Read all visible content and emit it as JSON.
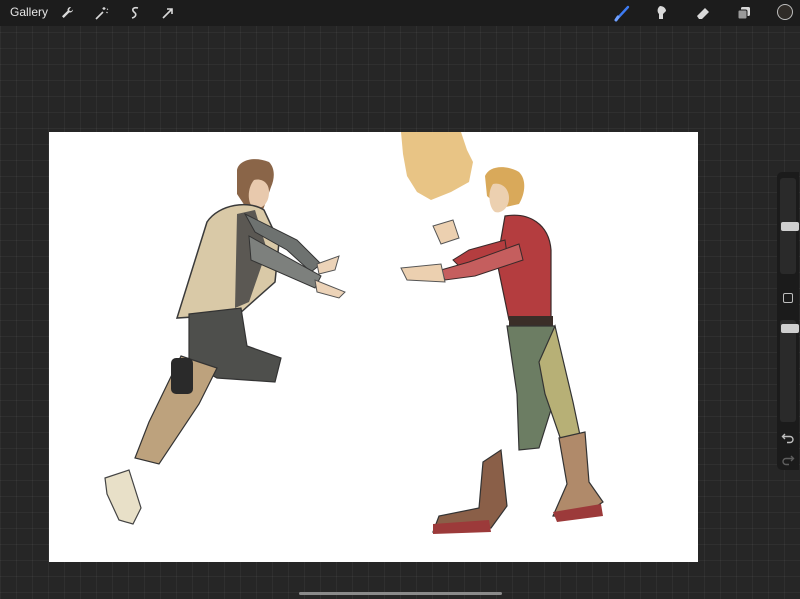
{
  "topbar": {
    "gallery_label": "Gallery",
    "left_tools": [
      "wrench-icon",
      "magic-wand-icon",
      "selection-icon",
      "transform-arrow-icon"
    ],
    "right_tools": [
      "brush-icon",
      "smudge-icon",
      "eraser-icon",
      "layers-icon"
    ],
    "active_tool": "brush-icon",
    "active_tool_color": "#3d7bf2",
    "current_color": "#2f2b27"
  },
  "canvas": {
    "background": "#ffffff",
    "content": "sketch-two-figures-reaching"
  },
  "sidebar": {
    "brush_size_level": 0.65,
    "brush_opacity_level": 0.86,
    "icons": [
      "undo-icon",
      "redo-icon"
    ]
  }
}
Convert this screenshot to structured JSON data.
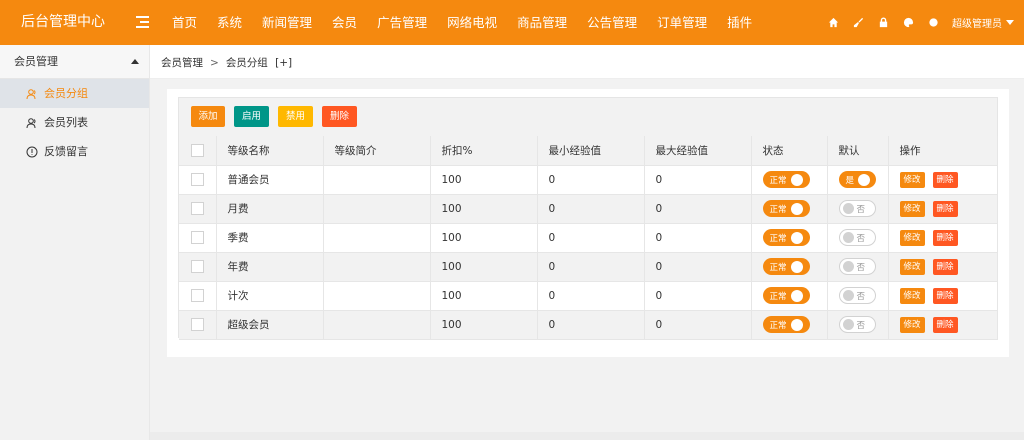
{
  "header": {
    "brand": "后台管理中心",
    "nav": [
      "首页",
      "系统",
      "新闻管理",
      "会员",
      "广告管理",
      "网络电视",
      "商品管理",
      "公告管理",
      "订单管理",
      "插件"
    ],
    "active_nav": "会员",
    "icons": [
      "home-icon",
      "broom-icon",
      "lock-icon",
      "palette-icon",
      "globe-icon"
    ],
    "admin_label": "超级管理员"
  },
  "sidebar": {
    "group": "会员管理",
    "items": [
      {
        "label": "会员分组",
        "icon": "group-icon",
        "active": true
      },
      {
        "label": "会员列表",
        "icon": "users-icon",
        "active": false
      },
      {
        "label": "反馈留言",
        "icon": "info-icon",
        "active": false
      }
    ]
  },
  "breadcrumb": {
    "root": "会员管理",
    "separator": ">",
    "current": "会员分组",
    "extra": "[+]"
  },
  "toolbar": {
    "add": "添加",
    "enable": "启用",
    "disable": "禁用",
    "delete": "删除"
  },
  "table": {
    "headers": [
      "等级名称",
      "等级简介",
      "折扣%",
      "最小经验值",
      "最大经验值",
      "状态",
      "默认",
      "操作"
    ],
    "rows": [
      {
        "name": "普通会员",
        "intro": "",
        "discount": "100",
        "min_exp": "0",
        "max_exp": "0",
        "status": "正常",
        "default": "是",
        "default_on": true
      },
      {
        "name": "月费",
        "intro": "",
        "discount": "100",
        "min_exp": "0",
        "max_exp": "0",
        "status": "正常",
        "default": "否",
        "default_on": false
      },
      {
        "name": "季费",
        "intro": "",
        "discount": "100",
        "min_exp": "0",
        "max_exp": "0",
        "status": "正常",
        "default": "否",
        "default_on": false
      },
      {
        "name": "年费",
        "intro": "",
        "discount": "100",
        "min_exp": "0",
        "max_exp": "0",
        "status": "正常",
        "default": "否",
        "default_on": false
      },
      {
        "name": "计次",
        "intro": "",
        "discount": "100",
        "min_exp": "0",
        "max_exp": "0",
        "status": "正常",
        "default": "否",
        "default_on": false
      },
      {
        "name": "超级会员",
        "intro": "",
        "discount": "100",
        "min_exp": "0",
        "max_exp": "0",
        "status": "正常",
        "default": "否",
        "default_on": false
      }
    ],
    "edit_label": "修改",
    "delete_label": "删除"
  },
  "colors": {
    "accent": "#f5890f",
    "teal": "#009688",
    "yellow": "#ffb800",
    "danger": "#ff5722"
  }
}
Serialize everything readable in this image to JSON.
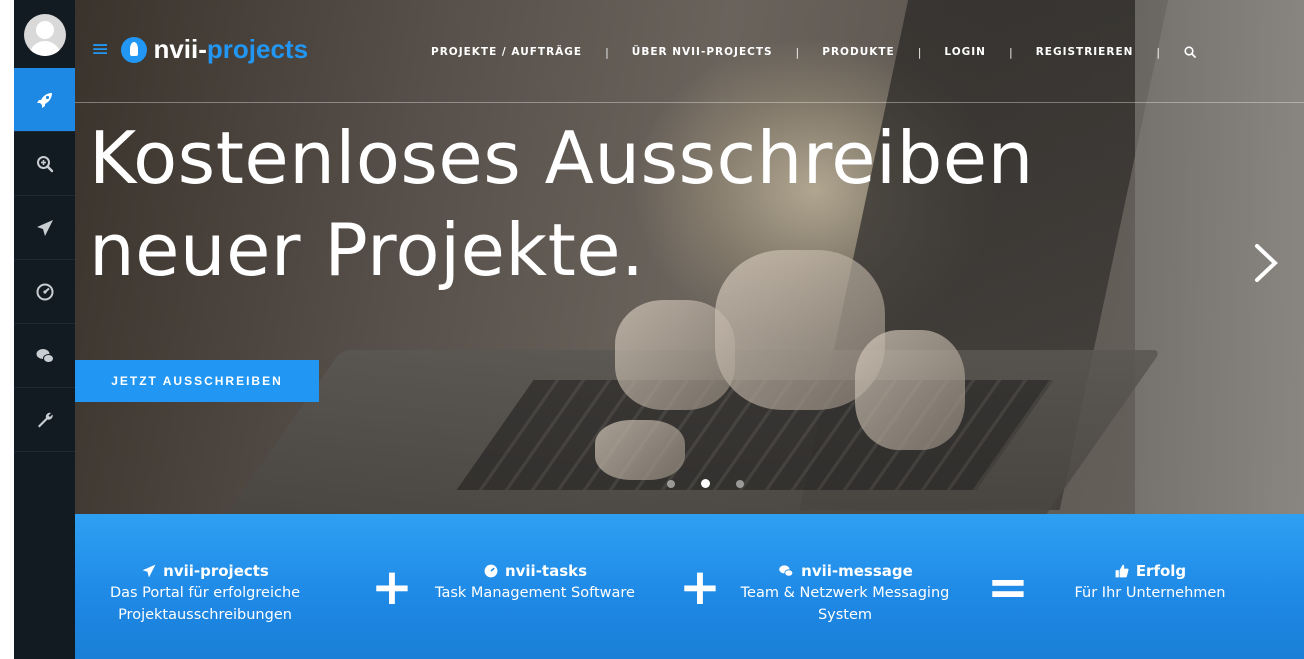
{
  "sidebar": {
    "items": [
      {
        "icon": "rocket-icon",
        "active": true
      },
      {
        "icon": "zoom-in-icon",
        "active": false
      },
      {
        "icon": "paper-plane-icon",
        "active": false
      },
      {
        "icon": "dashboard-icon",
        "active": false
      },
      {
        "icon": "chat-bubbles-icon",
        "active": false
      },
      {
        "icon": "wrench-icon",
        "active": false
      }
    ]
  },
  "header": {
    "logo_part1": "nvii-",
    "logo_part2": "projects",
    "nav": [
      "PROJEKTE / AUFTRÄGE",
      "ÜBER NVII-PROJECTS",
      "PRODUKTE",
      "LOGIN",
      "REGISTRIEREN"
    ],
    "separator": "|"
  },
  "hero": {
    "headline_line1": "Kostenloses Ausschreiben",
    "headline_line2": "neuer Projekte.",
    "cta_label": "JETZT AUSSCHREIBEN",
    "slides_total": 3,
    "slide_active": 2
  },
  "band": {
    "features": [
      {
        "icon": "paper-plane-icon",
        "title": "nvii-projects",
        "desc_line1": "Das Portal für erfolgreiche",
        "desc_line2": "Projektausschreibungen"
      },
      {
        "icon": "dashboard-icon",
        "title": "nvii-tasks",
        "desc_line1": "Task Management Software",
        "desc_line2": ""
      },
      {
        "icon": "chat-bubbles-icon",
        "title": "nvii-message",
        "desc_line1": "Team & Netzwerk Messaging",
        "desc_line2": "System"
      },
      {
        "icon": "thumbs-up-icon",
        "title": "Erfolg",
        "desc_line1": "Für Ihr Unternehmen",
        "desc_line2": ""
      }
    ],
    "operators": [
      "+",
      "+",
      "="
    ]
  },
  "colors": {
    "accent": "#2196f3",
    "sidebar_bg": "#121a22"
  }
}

# Problem statement:
In your copy, repeat each record exactly and include no pictures.

# Full answer:
Read all visible content and emit it as JSON.
{
  "topbar": {
    "gallery_label": "Gallery",
    "left_tools": [
      "wrench-icon",
      "magic-wand-icon",
      "selection-icon",
      "transform-arrow-icon"
    ],
    "right_tools": [
      "brush-icon",
      "smudge-icon",
      "eraser-icon",
      "layers-icon"
    ],
    "active_tool": "brush-icon",
    "active_tool_color": "#3d7bf2",
    "current_color": "#2f2b27"
  },
  "canvas": {
    "background": "#ffffff",
    "content": "sketch-two-figures-reaching"
  },
  "sidebar": {
    "brush_size_level": 0.65,
    "brush_opacity_level": 0.86,
    "icons": [
      "undo-icon",
      "redo-icon"
    ]
  }
}
Convert this screenshot to structured JSON data.
{
  "header": {
    "brand": "后台管理中心",
    "nav": [
      "首页",
      "系统",
      "新闻管理",
      "会员",
      "广告管理",
      "网络电视",
      "商品管理",
      "公告管理",
      "订单管理",
      "插件"
    ],
    "active_nav": "会员",
    "icons": [
      "home-icon",
      "broom-icon",
      "lock-icon",
      "palette-icon",
      "globe-icon"
    ],
    "admin_label": "超级管理员"
  },
  "sidebar": {
    "group": "会员管理",
    "items": [
      {
        "label": "会员分组",
        "icon": "group-icon",
        "active": true
      },
      {
        "label": "会员列表",
        "icon": "users-icon",
        "active": false
      },
      {
        "label": "反馈留言",
        "icon": "info-icon",
        "active": false
      }
    ]
  },
  "breadcrumb": {
    "root": "会员管理",
    "separator": ">",
    "current": "会员分组",
    "extra": "[+]"
  },
  "toolbar": {
    "add": "添加",
    "enable": "启用",
    "disable": "禁用",
    "delete": "删除"
  },
  "table": {
    "headers": [
      "等级名称",
      "等级简介",
      "折扣%",
      "最小经验值",
      "最大经验值",
      "状态",
      "默认",
      "操作"
    ],
    "rows": [
      {
        "name": "普通会员",
        "intro": "",
        "discount": "100",
        "min_exp": "0",
        "max_exp": "0",
        "status": "正常",
        "default": "是",
        "default_on": true
      },
      {
        "name": "月费",
        "intro": "",
        "discount": "100",
        "min_exp": "0",
        "max_exp": "0",
        "status": "正常",
        "default": "否",
        "default_on": false
      },
      {
        "name": "季费",
        "intro": "",
        "discount": "100",
        "min_exp": "0",
        "max_exp": "0",
        "status": "正常",
        "default": "否",
        "default_on": false
      },
      {
        "name": "年费",
        "intro": "",
        "discount": "100",
        "min_exp": "0",
        "max_exp": "0",
        "status": "正常",
        "default": "否",
        "default_on": false
      },
      {
        "name": "计次",
        "intro": "",
        "discount": "100",
        "min_exp": "0",
        "max_exp": "0",
        "status": "正常",
        "default": "否",
        "default_on": false
      },
      {
        "name": "超级会员",
        "intro": "",
        "discount": "100",
        "min_exp": "0",
        "max_exp": "0",
        "status": "正常",
        "default": "否",
        "default_on": false
      }
    ],
    "edit_label": "修改",
    "delete_label": "删除"
  },
  "colors": {
    "accent": "#f5890f",
    "teal": "#009688",
    "yellow": "#ffb800",
    "danger": "#ff5722"
  }
}
Serialize everything readable in this image to JSON.
{
  "sidebar": {
    "items": [
      {
        "icon": "rocket-icon",
        "active": true
      },
      {
        "icon": "zoom-in-icon",
        "active": false
      },
      {
        "icon": "paper-plane-icon",
        "active": false
      },
      {
        "icon": "dashboard-icon",
        "active": false
      },
      {
        "icon": "chat-bubbles-icon",
        "active": false
      },
      {
        "icon": "wrench-icon",
        "active": false
      }
    ]
  },
  "header": {
    "logo_part1": "nvii-",
    "logo_part2": "projects",
    "nav": [
      "PROJEKTE / AUFTRÄGE",
      "ÜBER NVII-PROJECTS",
      "PRODUKTE",
      "LOGIN",
      "REGISTRIEREN"
    ],
    "separator": "|"
  },
  "hero": {
    "headline_line1": "Kostenloses Ausschreiben",
    "headline_line2": "neuer Projekte.",
    "cta_label": "JETZT AUSSCHREIBEN",
    "slides_total": 3,
    "slide_active": 2
  },
  "band": {
    "features": [
      {
        "icon": "paper-plane-icon",
        "title": "nvii-projects",
        "desc_line1": "Das Portal für erfolgreiche",
        "desc_line2": "Projektausschreibungen"
      },
      {
        "icon": "dashboard-icon",
        "title": "nvii-tasks",
        "desc_line1": "Task Management Software",
        "desc_line2": ""
      },
      {
        "icon": "chat-bubbles-icon",
        "title": "nvii-message",
        "desc_line1": "Team & Netzwerk Messaging",
        "desc_line2": "System"
      },
      {
        "icon": "thumbs-up-icon",
        "title": "Erfolg",
        "desc_line1": "Für Ihr Unternehmen",
        "desc_line2": ""
      }
    ],
    "operators": [
      "+",
      "+",
      "="
    ]
  },
  "colors": {
    "accent": "#2196f3",
    "sidebar_bg": "#121a22"
  }
}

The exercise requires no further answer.